> PROVIDED INFORMATION
----

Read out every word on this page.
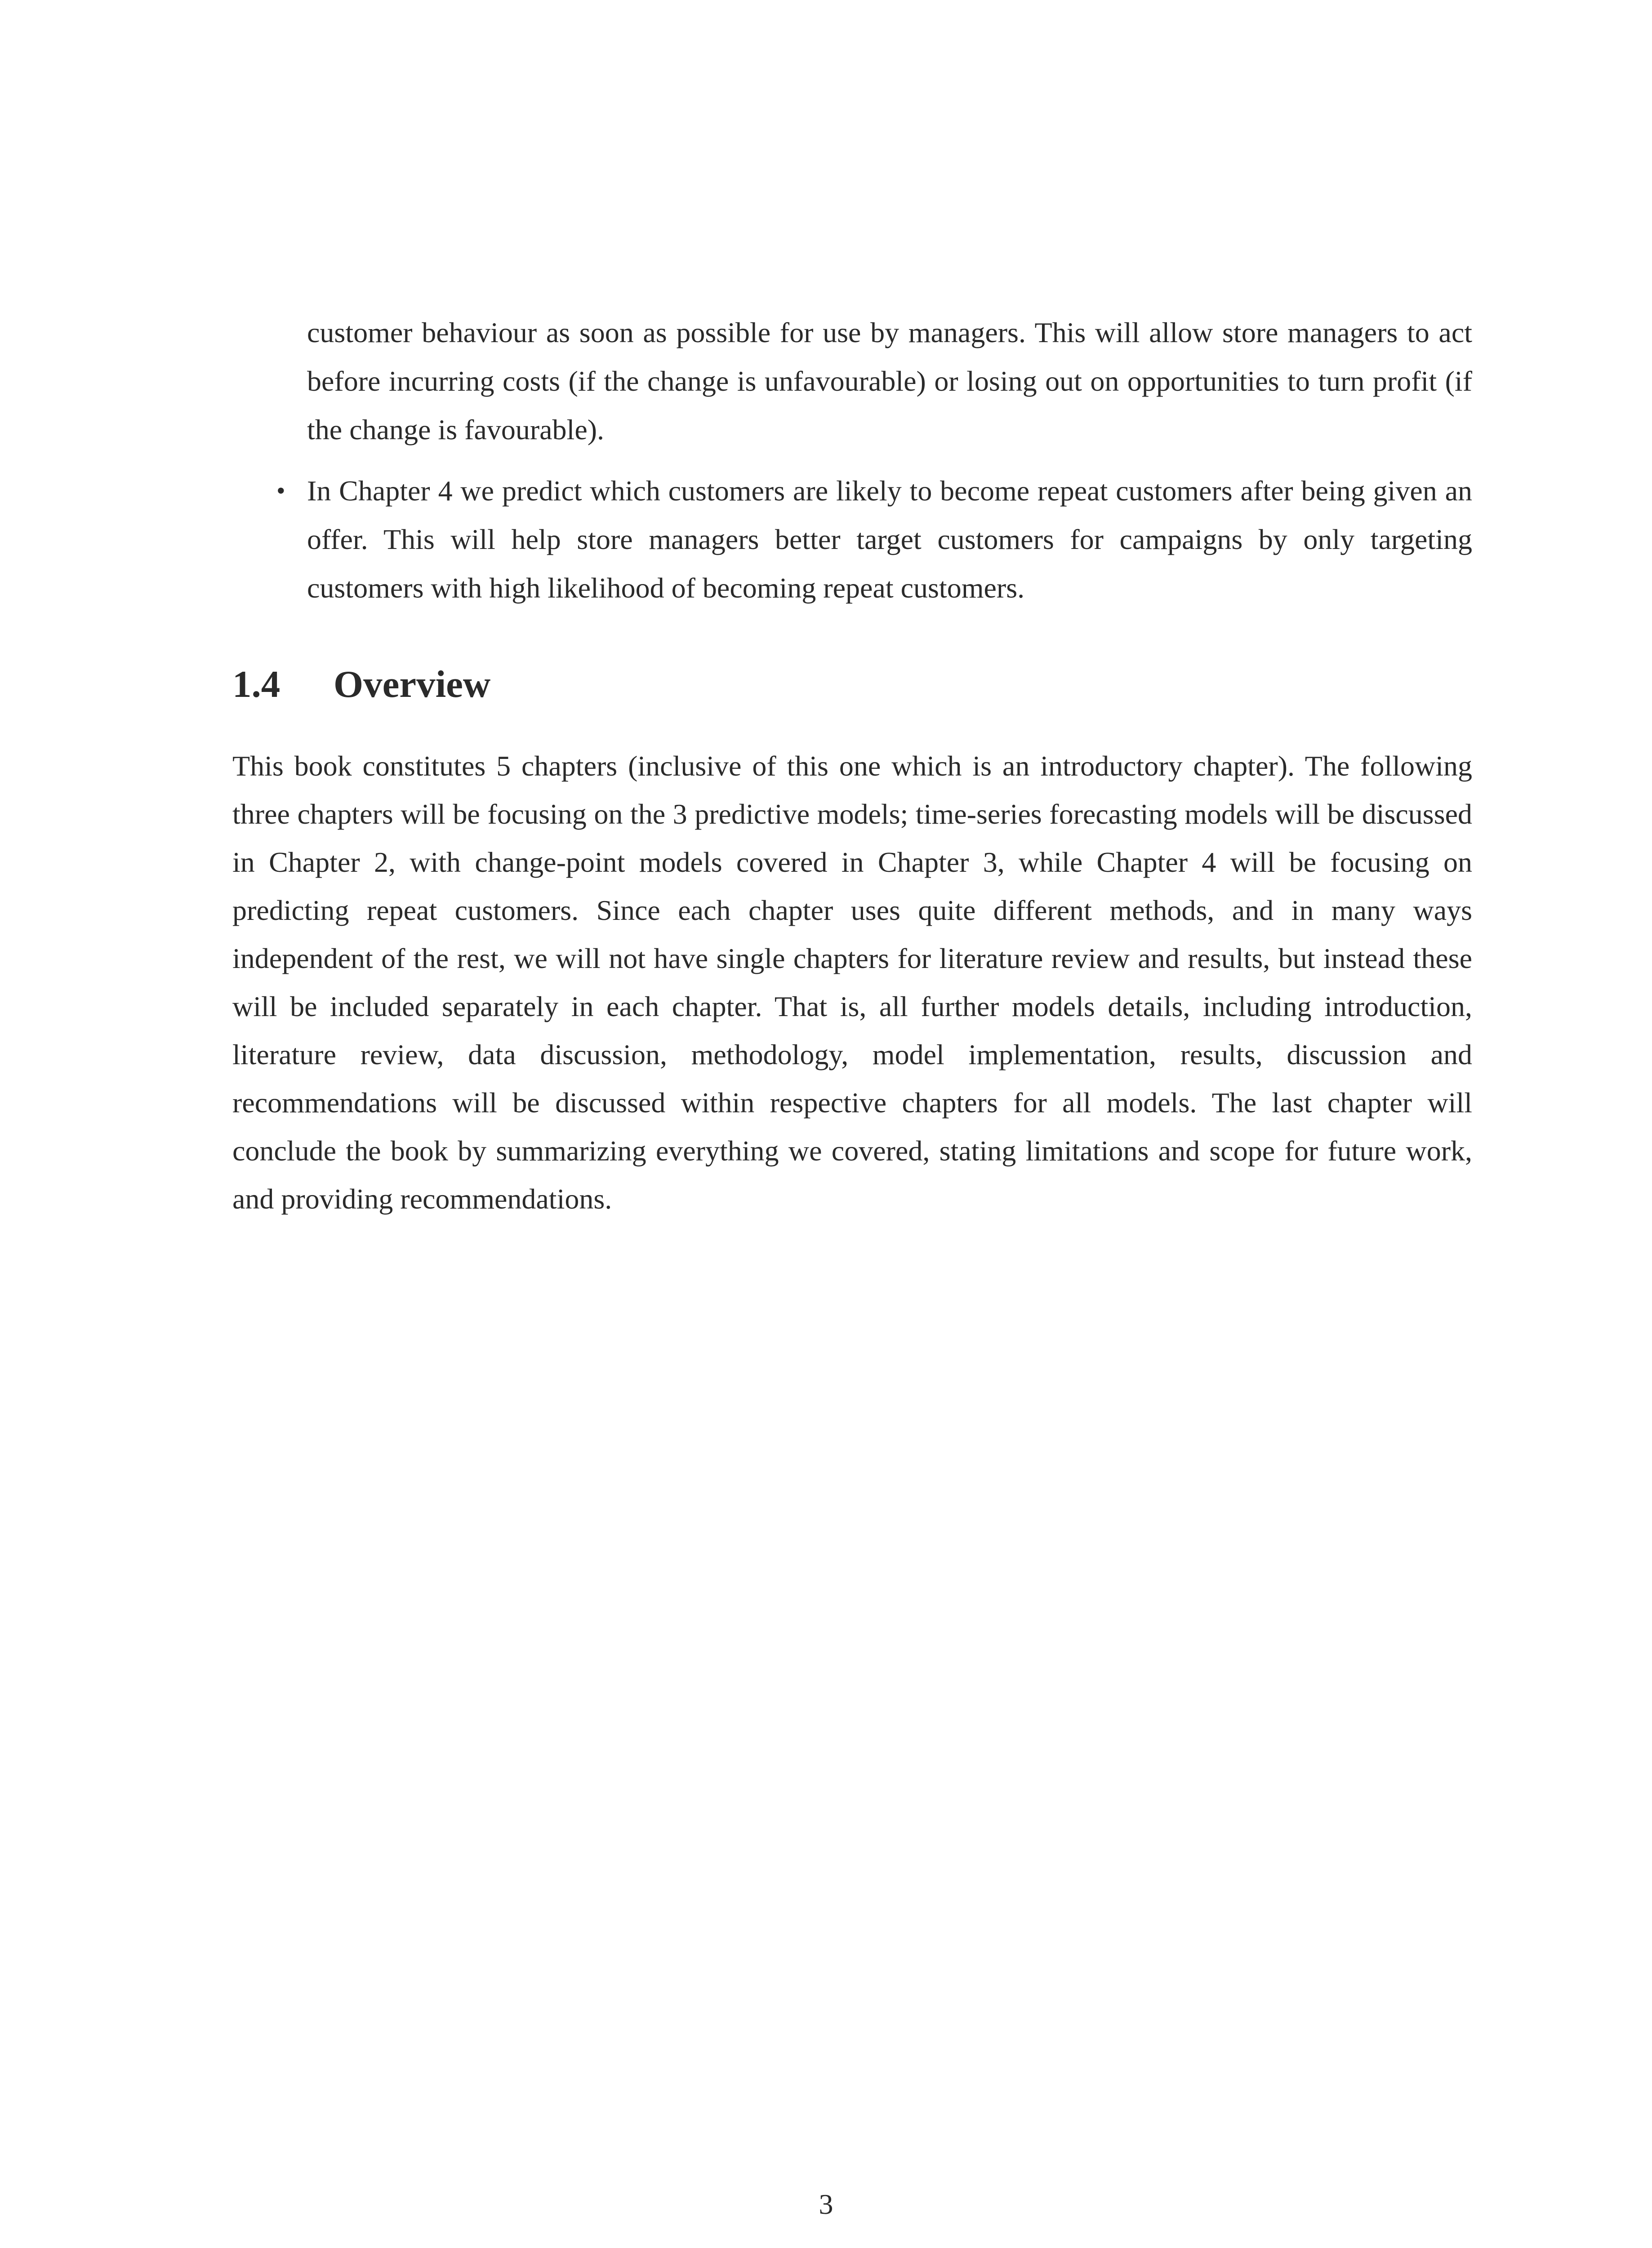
customer behaviour as soon as possible for use by managers. This will allow store managers to act before incurring costs (if the change is unfavourable) or losing out on opportunities to turn profit (if the change is favourable).
• In Chapter 4 we predict which customers are likely to become repeat customers after being given an offer. This will help store managers better target customers for campaigns by only targeting customers with high likelihood of becoming repeat customers.
1.4 Overview
This book constitutes 5 chapters (inclusive of this one which is an introductory chapter). The following three chapters will be focusing on the 3 predictive models; time-series forecasting models will be discussed in Chapter 2, with change-point models covered in Chapter 3, while Chapter 4 will be focusing on predicting repeat customers. Since each chapter uses quite different methods, and in many ways independent of the rest, we will not have single chapters for literature review and results, but instead these will be included separately in each chapter. That is, all further models details, including introduction, literature review, data discussion, methodology, model implementation, results, discussion and recommendations will be discussed within respective chapters for all models. The last chapter will conclude the book by summarizing everything we covered, stating limitations and scope for future work, and providing recommendations.
3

----

> EXERCISE DIRECTIONS
Reproduce each entry verbatim, excluding any embedded images.

> THE COMPLETED TASK
Read out every word on this page.
customer behaviour as soon as possible for use by managers. This will allow store managers to act before incurring costs (if the change is unfavourable) or losing out on opportunities to turn profit (if the change is favourable).
• In Chapter 4 we predict which customers are likely to become repeat customers after being given an offer. This will help store managers better target customers for campaigns by only targeting customers with high likelihood of becoming repeat customers.
1.4 Overview
This book constitutes 5 chapters (inclusive of this one which is an introductory chapter). The following three chapters will be focusing on the 3 predictive models; time-series forecasting models will be discussed in Chapter 2, with change-point models covered in Chapter 3, while Chapter 4 will be focusing on predicting repeat customers. Since each chapter uses quite different methods, and in many ways independent of the rest, we will not have single chapters for literature review and results, but instead these will be included separately in each chapter. That is, all further models details, including introduction, literature review, data discussion, methodology, model implementation, results, discussion and recommendations will be discussed within respective chapters for all models. The last chapter will conclude the book by summarizing everything we covered, stating limitations and scope for future work, and providing recommendations.
3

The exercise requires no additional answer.